**Aim of the task**
Identify, in the records below, every line where the string "text" appears, and copy each such line.

Dataset records
****************************************
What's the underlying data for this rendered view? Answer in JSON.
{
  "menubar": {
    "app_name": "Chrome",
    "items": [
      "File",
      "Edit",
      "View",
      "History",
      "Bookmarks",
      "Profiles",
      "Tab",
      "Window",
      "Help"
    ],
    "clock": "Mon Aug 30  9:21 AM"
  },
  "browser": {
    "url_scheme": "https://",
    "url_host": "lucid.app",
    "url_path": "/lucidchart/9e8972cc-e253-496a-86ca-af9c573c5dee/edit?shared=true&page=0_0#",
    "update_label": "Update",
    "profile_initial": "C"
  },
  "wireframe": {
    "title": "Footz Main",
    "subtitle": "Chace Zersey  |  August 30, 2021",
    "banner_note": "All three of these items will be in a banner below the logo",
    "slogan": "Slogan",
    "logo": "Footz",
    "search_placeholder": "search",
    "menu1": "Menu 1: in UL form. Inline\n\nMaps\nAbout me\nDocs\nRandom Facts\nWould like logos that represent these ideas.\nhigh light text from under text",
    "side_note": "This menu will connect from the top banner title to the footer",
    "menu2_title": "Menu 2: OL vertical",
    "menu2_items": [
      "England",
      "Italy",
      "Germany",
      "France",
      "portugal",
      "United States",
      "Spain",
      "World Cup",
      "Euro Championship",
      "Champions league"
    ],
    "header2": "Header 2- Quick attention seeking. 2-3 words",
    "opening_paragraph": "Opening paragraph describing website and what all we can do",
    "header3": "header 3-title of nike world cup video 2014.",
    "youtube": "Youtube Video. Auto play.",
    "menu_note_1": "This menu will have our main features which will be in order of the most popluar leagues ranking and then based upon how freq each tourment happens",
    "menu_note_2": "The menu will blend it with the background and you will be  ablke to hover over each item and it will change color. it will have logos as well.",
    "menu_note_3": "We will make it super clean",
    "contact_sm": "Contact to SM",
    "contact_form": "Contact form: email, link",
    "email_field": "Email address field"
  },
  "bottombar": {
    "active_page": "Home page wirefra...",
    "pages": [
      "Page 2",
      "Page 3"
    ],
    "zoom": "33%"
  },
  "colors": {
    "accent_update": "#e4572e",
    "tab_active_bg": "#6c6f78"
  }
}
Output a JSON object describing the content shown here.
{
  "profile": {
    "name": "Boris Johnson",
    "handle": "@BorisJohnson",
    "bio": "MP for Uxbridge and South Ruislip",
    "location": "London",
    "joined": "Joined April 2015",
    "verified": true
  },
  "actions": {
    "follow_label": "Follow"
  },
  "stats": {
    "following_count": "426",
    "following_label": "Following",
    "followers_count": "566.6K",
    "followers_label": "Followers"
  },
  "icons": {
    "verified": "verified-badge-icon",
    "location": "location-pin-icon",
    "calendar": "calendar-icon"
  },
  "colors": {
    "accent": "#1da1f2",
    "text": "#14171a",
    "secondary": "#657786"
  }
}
****************************************
**Output of the task**
    "menu1": "Menu 1: in UL form. Inline\n\nMaps\nAbout me\nDocs\nRandom Facts\nWould like logos that represent these ideas.\nhigh light text from under text",
    "text": "#14171a",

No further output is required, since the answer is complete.